▸ **Rows from a figure dataset**
--------------------
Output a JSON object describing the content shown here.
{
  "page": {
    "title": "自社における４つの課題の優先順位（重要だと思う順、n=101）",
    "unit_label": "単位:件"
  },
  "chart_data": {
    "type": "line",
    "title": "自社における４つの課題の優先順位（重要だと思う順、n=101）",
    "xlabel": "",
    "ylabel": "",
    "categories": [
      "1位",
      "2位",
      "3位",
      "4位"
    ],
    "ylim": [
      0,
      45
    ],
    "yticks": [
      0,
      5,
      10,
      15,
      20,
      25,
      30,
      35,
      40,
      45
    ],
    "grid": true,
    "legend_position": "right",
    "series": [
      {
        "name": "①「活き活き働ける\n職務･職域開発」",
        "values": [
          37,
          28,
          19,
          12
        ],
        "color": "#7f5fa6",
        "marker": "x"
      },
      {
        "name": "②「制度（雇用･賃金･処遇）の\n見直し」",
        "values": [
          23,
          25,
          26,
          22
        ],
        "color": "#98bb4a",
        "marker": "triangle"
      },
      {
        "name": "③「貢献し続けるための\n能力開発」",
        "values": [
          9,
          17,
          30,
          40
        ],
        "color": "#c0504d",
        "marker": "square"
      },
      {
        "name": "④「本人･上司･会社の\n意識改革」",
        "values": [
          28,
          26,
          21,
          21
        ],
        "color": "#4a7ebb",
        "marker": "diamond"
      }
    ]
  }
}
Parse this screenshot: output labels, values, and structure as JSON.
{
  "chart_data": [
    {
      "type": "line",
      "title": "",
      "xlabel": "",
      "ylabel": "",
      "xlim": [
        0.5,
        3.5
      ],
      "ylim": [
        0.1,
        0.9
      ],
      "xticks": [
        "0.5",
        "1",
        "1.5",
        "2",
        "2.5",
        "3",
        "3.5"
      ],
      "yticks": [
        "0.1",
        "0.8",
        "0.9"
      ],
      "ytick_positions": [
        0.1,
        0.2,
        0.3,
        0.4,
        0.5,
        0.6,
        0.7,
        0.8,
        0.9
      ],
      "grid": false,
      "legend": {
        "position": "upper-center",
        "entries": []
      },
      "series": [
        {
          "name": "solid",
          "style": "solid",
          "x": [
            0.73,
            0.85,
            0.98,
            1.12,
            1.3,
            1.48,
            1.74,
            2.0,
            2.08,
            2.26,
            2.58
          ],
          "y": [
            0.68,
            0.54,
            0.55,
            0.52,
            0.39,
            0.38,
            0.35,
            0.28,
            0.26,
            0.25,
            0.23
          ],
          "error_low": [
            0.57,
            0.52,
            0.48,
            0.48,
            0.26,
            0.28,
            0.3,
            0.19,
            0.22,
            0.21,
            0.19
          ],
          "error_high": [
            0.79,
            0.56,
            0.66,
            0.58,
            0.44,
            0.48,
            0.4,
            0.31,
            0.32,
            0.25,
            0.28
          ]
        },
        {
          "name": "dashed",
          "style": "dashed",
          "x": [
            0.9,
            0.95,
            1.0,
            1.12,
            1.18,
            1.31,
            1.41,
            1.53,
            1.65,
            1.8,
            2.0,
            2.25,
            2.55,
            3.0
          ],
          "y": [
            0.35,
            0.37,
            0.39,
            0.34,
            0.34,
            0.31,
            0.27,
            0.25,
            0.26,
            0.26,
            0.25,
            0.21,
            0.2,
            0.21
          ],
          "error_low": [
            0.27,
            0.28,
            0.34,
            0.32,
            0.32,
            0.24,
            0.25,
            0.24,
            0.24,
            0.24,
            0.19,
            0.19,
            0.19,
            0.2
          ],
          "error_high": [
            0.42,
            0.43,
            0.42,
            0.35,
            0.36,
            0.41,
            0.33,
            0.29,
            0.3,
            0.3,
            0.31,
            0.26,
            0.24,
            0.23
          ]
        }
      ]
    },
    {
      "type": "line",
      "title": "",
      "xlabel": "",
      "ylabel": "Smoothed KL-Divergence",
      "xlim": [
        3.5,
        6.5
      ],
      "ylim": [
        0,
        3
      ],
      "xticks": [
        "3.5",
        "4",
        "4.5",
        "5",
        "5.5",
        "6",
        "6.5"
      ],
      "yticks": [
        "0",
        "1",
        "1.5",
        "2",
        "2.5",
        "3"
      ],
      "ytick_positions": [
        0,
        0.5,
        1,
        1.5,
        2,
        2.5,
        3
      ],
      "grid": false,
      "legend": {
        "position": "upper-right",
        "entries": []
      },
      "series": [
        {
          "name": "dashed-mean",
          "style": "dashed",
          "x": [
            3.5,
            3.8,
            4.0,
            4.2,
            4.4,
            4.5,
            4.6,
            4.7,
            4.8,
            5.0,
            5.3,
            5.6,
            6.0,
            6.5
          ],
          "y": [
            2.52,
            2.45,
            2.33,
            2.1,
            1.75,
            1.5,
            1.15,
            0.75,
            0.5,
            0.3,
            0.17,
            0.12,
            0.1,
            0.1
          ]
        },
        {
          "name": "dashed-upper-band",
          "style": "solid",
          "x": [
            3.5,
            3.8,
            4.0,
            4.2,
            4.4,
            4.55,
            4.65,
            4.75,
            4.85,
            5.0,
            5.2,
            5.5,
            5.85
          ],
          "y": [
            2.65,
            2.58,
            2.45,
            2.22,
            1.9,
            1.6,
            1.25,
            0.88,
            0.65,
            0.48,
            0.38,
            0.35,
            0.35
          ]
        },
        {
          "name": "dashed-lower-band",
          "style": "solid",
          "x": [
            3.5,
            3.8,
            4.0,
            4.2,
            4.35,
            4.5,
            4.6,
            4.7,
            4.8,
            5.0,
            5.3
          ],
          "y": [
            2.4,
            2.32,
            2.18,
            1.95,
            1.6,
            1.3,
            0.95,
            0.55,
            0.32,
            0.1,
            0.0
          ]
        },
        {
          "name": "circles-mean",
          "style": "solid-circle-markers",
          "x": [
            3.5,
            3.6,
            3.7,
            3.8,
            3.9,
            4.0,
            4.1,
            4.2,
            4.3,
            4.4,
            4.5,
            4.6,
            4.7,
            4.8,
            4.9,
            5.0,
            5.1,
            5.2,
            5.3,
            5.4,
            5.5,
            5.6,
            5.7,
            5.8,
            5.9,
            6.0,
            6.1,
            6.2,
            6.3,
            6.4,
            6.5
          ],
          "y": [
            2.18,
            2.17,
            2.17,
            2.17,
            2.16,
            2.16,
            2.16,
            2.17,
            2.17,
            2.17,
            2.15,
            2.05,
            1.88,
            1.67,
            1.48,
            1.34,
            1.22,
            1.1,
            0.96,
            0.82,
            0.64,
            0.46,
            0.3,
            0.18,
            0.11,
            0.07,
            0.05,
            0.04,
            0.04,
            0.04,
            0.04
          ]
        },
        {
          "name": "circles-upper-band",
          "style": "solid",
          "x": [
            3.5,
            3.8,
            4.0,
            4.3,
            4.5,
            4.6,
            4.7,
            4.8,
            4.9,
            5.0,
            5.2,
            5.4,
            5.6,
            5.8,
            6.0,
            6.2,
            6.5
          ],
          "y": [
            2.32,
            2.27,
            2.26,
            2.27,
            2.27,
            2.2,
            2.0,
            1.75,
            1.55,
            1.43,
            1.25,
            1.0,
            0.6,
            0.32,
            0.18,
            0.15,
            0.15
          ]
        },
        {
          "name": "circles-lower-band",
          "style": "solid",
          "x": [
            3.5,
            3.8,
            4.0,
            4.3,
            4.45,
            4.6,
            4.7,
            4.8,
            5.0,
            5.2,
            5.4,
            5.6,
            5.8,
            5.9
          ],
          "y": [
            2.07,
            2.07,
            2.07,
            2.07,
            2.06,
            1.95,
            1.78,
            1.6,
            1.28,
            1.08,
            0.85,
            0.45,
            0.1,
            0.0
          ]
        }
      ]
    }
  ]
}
--------------------
▸ **Job**
Would you restate each of the entries word for word?

▸ **Completed exercise**
Output a JSON object describing the content shown here.
{
  "page": {
    "title": "自社における４つの課題の優先順位（重要だと思う順、n=101）",
    "unit_label": "単位:件"
  },
  "chart_data": {
    "type": "line",
    "title": "自社における４つの課題の優先順位（重要だと思う順、n=101）",
    "xlabel": "",
    "ylabel": "",
    "categories": [
      "1位",
      "2位",
      "3位",
      "4位"
    ],
    "ylim": [
      0,
      45
    ],
    "yticks": [
      0,
      5,
      10,
      15,
      20,
      25,
      30,
      35,
      40,
      45
    ],
    "grid": true,
    "legend_position": "right",
    "series": [
      {
        "name": "①「活き活き働ける\n職務･職域開発」",
        "values": [
          37,
          28,
          19,
          12
        ],
        "color": "#7f5fa6",
        "marker": "x"
      },
      {
        "name": "②「制度（雇用･賃金･処遇）の\n見直し」",
        "values": [
          23,
          25,
          26,
          22
        ],
        "color": "#98bb4a",
        "marker": "triangle"
      },
      {
        "name": "③「貢献し続けるための\n能力開発」",
        "values": [
          9,
          17,
          30,
          40
        ],
        "color": "#c0504d",
        "marker": "square"
      },
      {
        "name": "④「本人･上司･会社の\n意識改革」",
        "values": [
          28,
          26,
          21,
          21
        ],
        "color": "#4a7ebb",
        "marker": "diamond"
      }
    ]
  }
}
Parse this screenshot: output labels, values, and structure as JSON.
{
  "chart_data": [
    {
      "type": "line",
      "title": "",
      "xlabel": "",
      "ylabel": "",
      "xlim": [
        0.5,
        3.5
      ],
      "ylim": [
        0.1,
        0.9
      ],
      "xticks": [
        "0.5",
        "1",
        "1.5",
        "2",
        "2.5",
        "3",
        "3.5"
      ],
      "yticks": [
        "0.1",
        "0.8",
        "0.9"
      ],
      "ytick_positions": [
        0.1,
        0.2,
        0.3,
        0.4,
        0.5,
        0.6,
        0.7,
        0.8,
        0.9
      ],
      "grid": false,
      "legend": {
        "position": "upper-center",
        "entries": []
      },
      "series": [
        {
          "name": "solid",
          "style": "solid",
          "x": [
            0.73,
            0.85,
            0.98,
            1.12,
            1.3,
            1.48,
            1.74,
            2.0,
            2.08,
            2.26,
            2.58
          ],
          "y": [
            0.68,
            0.54,
            0.55,
            0.52,
            0.39,
            0.38,
            0.35,
            0.28,
            0.26,
            0.25,
            0.23
          ],
          "error_low": [
            0.57,
            0.52,
            0.48,
            0.48,
            0.26,
            0.28,
            0.3,
            0.19,
            0.22,
            0.21,
            0.19
          ],
          "error_high": [
            0.79,
            0.56,
            0.66,
            0.58,
            0.44,
            0.48,
            0.4,
            0.31,
            0.32,
            0.25,
            0.28
          ]
        },
        {
          "name": "dashed",
          "style": "dashed",
          "x": [
            0.9,
            0.95,
            1.0,
            1.12,
            1.18,
            1.31,
            1.41,
            1.53,
            1.65,
            1.8,
            2.0,
            2.25,
            2.55,
            3.0
          ],
          "y": [
            0.35,
            0.37,
            0.39,
            0.34,
            0.34,
            0.31,
            0.27,
            0.25,
            0.26,
            0.26,
            0.25,
            0.21,
            0.2,
            0.21
          ],
          "error_low": [
            0.27,
            0.28,
            0.34,
            0.32,
            0.32,
            0.24,
            0.25,
            0.24,
            0.24,
            0.24,
            0.19,
            0.19,
            0.19,
            0.2
          ],
          "error_high": [
            0.42,
            0.43,
            0.42,
            0.35,
            0.36,
            0.41,
            0.33,
            0.29,
            0.3,
            0.3,
            0.31,
            0.26,
            0.24,
            0.23
          ]
        }
      ]
    },
    {
      "type": "line",
      "title": "",
      "xlabel": "",
      "ylabel": "Smoothed KL-Divergence",
      "xlim": [
        3.5,
        6.5
      ],
      "ylim": [
        0,
        3
      ],
      "xticks": [
        "3.5",
        "4",
        "4.5",
        "5",
        "5.5",
        "6",
        "6.5"
      ],
      "yticks": [
        "0",
        "1",
        "1.5",
        "2",
        "2.5",
        "3"
      ],
      "ytick_positions": [
        0,
        0.5,
        1,
        1.5,
        2,
        2.5,
        3
      ],
      "grid": false,
      "legend": {
        "position": "upper-right",
        "entries": []
      },
      "series": [
        {
          "name": "dashed-mean",
          "style": "dashed",
          "x": [
            3.5,
            3.8,
            4.0,
            4.2,
            4.4,
            4.5,
            4.6,
            4.7,
            4.8,
            5.0,
            5.3,
            5.6,
            6.0,
            6.5
          ],
          "y": [
            2.52,
            2.45,
            2.33,
            2.1,
            1.75,
            1.5,
            1.15,
            0.75,
            0.5,
            0.3,
            0.17,
            0.12,
            0.1,
            0.1
          ]
        },
        {
          "name": "dashed-upper-band",
          "style": "solid",
          "x": [
            3.5,
            3.8,
            4.0,
            4.2,
            4.4,
            4.55,
            4.65,
            4.75,
            4.85,
            5.0,
            5.2,
            5.5,
            5.85
          ],
          "y": [
            2.65,
            2.58,
            2.45,
            2.22,
            1.9,
            1.6,
            1.25,
            0.88,
            0.65,
            0.48,
            0.38,
            0.35,
            0.35
          ]
        },
        {
          "name": "dashed-lower-band",
          "style": "solid",
          "x": [
            3.5,
            3.8,
            4.0,
            4.2,
            4.35,
            4.5,
            4.6,
            4.7,
            4.8,
            5.0,
            5.3
          ],
          "y": [
            2.4,
            2.32,
            2.18,
            1.95,
            1.6,
            1.3,
            0.95,
            0.55,
            0.32,
            0.1,
            0.0
          ]
        },
        {
          "name": "circles-mean",
          "style": "solid-circle-markers",
          "x": [
            3.5,
            3.6,
            3.7,
            3.8,
            3.9,
            4.0,
            4.1,
            4.2,
            4.3,
            4.4,
            4.5,
            4.6,
            4.7,
            4.8,
            4.9,
            5.0,
            5.1,
            5.2,
            5.3,
            5.4,
            5.5,
            5.6,
            5.7,
            5.8,
            5.9,
            6.0,
            6.1,
            6.2,
            6.3,
            6.4,
            6.5
          ],
          "y": [
            2.18,
            2.17,
            2.17,
            2.17,
            2.16,
            2.16,
            2.16,
            2.17,
            2.17,
            2.17,
            2.15,
            2.05,
            1.88,
            1.67,
            1.48,
            1.34,
            1.22,
            1.1,
            0.96,
            0.82,
            0.64,
            0.46,
            0.3,
            0.18,
            0.11,
            0.07,
            0.05,
            0.04,
            0.04,
            0.04,
            0.04
          ]
        },
        {
          "name": "circles-upper-band",
          "style": "solid",
          "x": [
            3.5,
            3.8,
            4.0,
            4.3,
            4.5,
            4.6,
            4.7,
            4.8,
            4.9,
            5.0,
            5.2,
            5.4,
            5.6,
            5.8,
            6.0,
            6.2,
            6.5
          ],
          "y": [
            2.32,
            2.27,
            2.26,
            2.27,
            2.27,
            2.2,
            2.0,
            1.75,
            1.55,
            1.43,
            1.25,
            1.0,
            0.6,
            0.32,
            0.18,
            0.15,
            0.15
          ]
        },
        {
          "name": "circles-lower-band",
          "style": "solid",
          "x": [
            3.5,
            3.8,
            4.0,
            4.3,
            4.45,
            4.6,
            4.7,
            4.8,
            5.0,
            5.2,
            5.4,
            5.6,
            5.8,
            5.9
          ],
          "y": [
            2.07,
            2.07,
            2.07,
            2.07,
            2.06,
            1.95,
            1.78,
            1.6,
            1.28,
            1.08,
            0.85,
            0.45,
            0.1,
            0.0
          ]
        }
      ]
    }
  ]
}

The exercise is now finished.